Work to be completed: A line counts if it contains the string "reaction"; say how many such lines there are, giving only the number.

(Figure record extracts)

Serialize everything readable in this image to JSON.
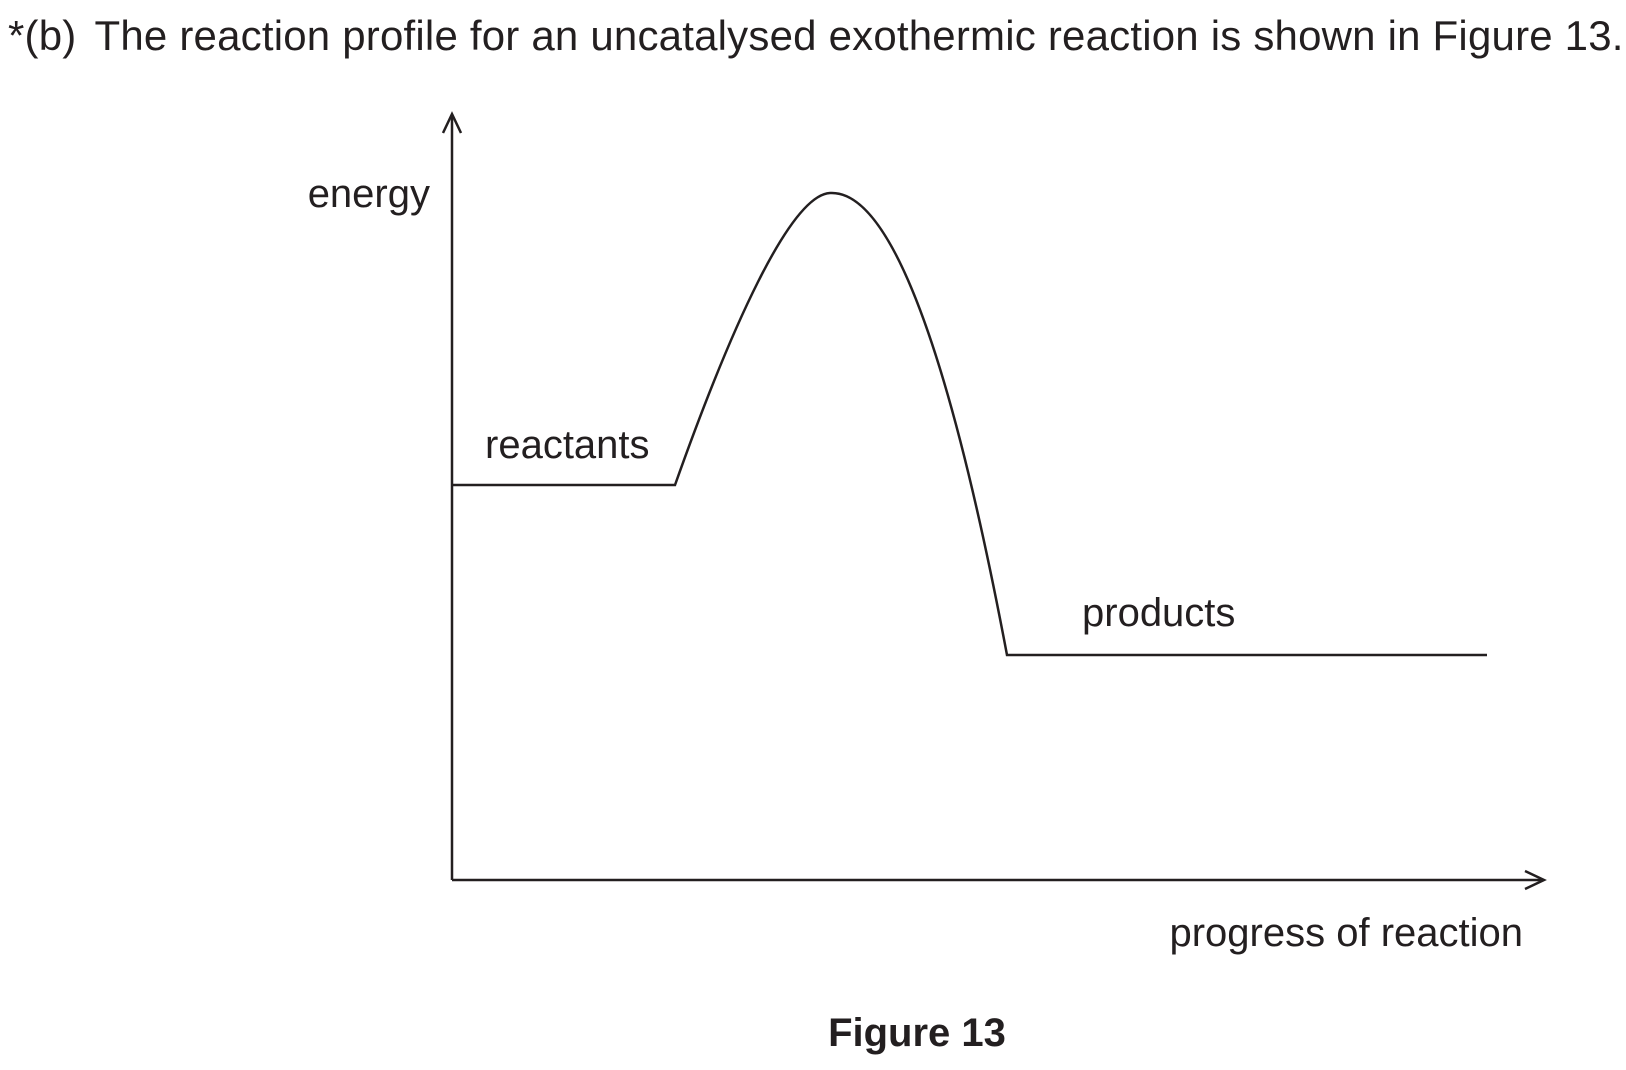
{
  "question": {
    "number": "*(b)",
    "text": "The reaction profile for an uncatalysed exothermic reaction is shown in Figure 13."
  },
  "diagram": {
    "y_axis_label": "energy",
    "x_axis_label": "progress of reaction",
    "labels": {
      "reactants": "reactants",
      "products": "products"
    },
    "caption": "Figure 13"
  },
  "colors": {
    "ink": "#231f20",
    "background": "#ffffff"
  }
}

Correct response: 2